Copy out every record below exactly as written, but leave out any pictures.

Records supplied:

==================================================

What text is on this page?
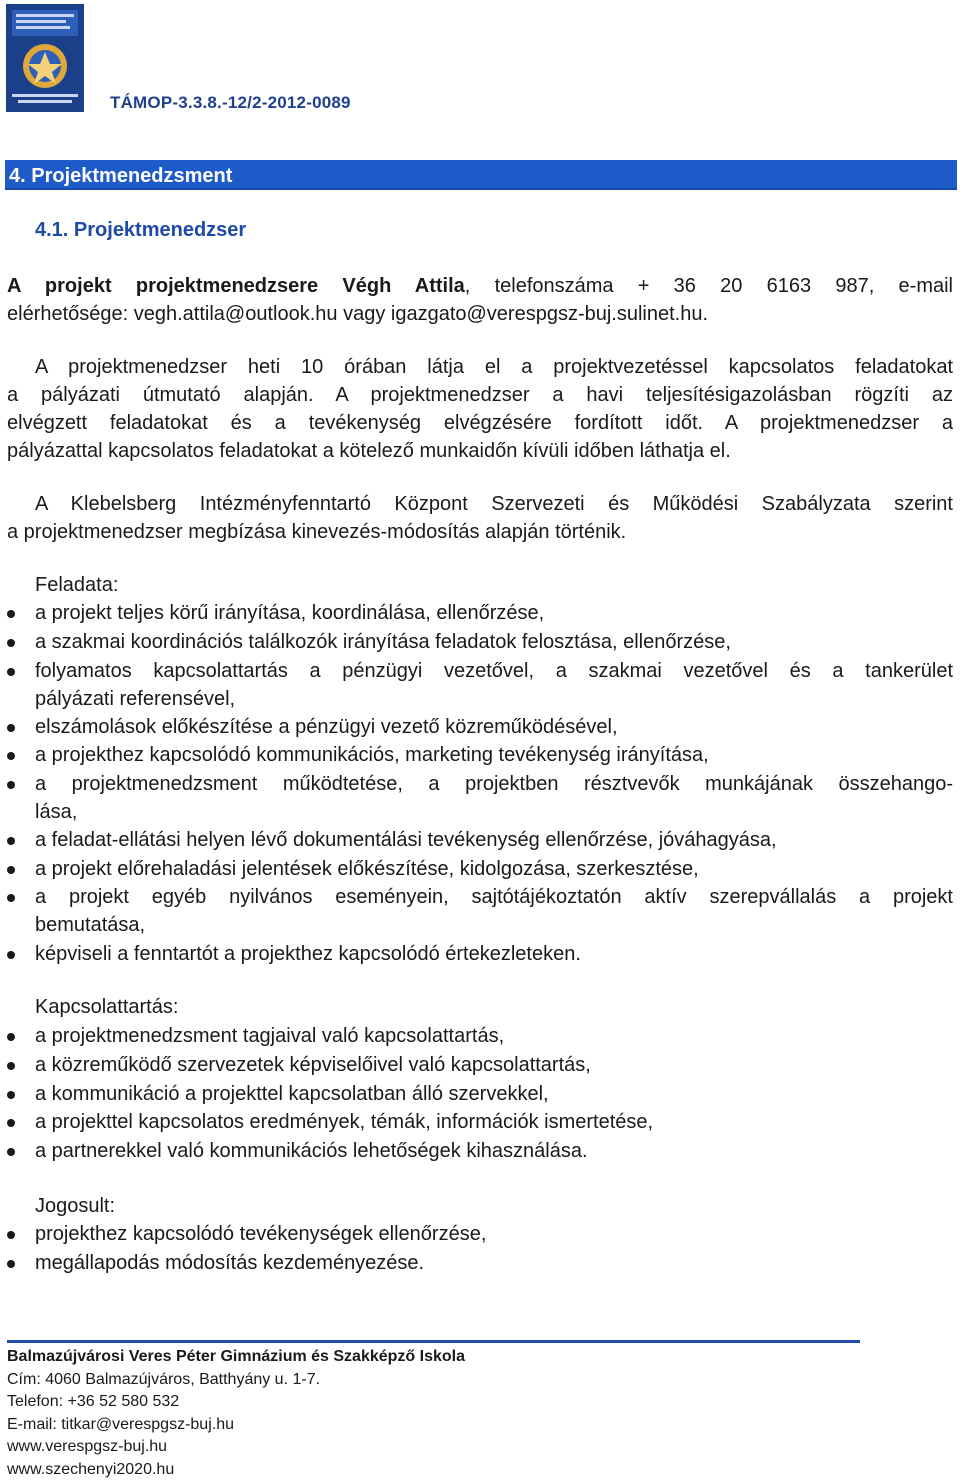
TÁMOP-3.3.8.-12/2-2012-0089
4. Projektmenedzsment
4.1. Projektmenedzser
A projekt projektmenedzsere Végh Attila, telefonszáma + 36 20 6163 987, e-mail
elérhetősége: vegh.attila@outlook.hu vagy igazgato@verespgsz-buj.sulinet.hu.
A projektmenedzser heti 10 órában látja el a projektvezetéssel kapcsolatos feladatokat
a pályázati útmutató alapján. A projektmenedzser a havi teljesítésigazolásban rögzíti az
elvégzett feladatokat és a tevékenység elvégzésére fordított időt. A projektmenedzser a
pályázattal kapcsolatos feladatokat a kötelező munkaidőn kívüli időben láthatja el.
A Klebelsberg Intézményfenntartó Központ Szervezeti és Működési Szabályzata szerint
a projektmenedzser megbízása kinevezés-módosítás alapján történik.
Feladata:
a projekt teljes körű irányítása, koordinálása, ellenőrzése,
a szakmai koordinációs találkozók irányítása feladatok felosztása, ellenőrzése,
folyamatos kapcsolattartás a pénzügyi vezetővel, a szakmai vezetővel és a tankerület
pályázati referensével,
elszámolások előkészítése a pénzügyi vezető közreműködésével,
a projekthez kapcsolódó kommunikációs, marketing tevékenység irányítása,
a projektmenedzsment működtetése, a projektben résztvevők munkájának összehango-
lása,
a feladat-ellátási helyen lévő dokumentálási tevékenység ellenőrzése, jóváhagyása,
a projekt előrehaladási jelentések előkészítése, kidolgozása, szerkesztése,
a projekt egyéb nyilvános eseményein, sajtótájékoztatón aktív szerepvállalás a projekt
bemutatása,
képviseli a fenntartót a projekthez kapcsolódó értekezleteken.
Kapcsolattartás:
a projektmenedzsment tagjaival való kapcsolattartás,
a közreműködő szervezetek képviselőivel való kapcsolattartás,
a kommunikáció a projekttel kapcsolatban álló szervekkel,
a projekttel kapcsolatos eredmények, témák, információk ismertetése,
a partnerekkel való kommunikációs lehetőségek kihasználása.
Jogosult:
projekthez kapcsolódó tevékenységek ellenőrzése,
megállapodás módosítás kezdeményezése.
Balmazújvárosi Veres Péter Gimnázium és Szakképző Iskola
Cím: 4060 Balmazújváros, Batthyány u. 1-7.
Telefon: +36 52 580 532
E-mail: titkar@verespgsz-buj.hu
www.verespgsz-buj.hu
www.szechenyi2020.hu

==================================================

Worked solution:
What text is on this page?
TÁMOP-3.3.8.-12/2-2012-0089
4. Projektmenedzsment
4.1. Projektmenedzser
A projekt projektmenedzsere Végh Attila, telefonszáma + 36 20 6163 987, e-mail
elérhetősége: vegh.attila@outlook.hu vagy igazgato@verespgsz-buj.sulinet.hu.
A projektmenedzser heti 10 órában látja el a projektvezetéssel kapcsolatos feladatokat
a pályázati útmutató alapján. A projektmenedzser a havi teljesítésigazolásban rögzíti az
elvégzett feladatokat és a tevékenység elvégzésére fordított időt. A projektmenedzser a
pályázattal kapcsolatos feladatokat a kötelező munkaidőn kívüli időben láthatja el.
A Klebelsberg Intézményfenntartó Központ Szervezeti és Működési Szabályzata szerint
a projektmenedzser megbízása kinevezés-módosítás alapján történik.
Feladata:
a projekt teljes körű irányítása, koordinálása, ellenőrzése,
a szakmai koordinációs találkozók irányítása feladatok felosztása, ellenőrzése,
folyamatos kapcsolattartás a pénzügyi vezetővel, a szakmai vezetővel és a tankerület
pályázati referensével,
elszámolások előkészítése a pénzügyi vezető közreműködésével,
a projekthez kapcsolódó kommunikációs, marketing tevékenység irányítása,
a projektmenedzsment működtetése, a projektben résztvevők munkájának összehango-
lása,
a feladat-ellátási helyen lévő dokumentálási tevékenység ellenőrzése, jóváhagyása,
a projekt előrehaladási jelentések előkészítése, kidolgozása, szerkesztése,
a projekt egyéb nyilvános eseményein, sajtótájékoztatón aktív szerepvállalás a projekt
bemutatása,
képviseli a fenntartót a projekthez kapcsolódó értekezleteken.
Kapcsolattartás:
a projektmenedzsment tagjaival való kapcsolattartás,
a közreműködő szervezetek képviselőivel való kapcsolattartás,
a kommunikáció a projekttel kapcsolatban álló szervekkel,
a projekttel kapcsolatos eredmények, témák, információk ismertetése,
a partnerekkel való kommunikációs lehetőségek kihasználása.
Jogosult:
projekthez kapcsolódó tevékenységek ellenőrzése,
megállapodás módosítás kezdeményezése.
Balmazújvárosi Veres Péter Gimnázium és Szakképző Iskola
Cím: 4060 Balmazújváros, Batthyány u. 1-7.
Telefon: +36 52 580 532
E-mail: titkar@verespgsz-buj.hu
www.verespgsz-buj.hu
www.szechenyi2020.hu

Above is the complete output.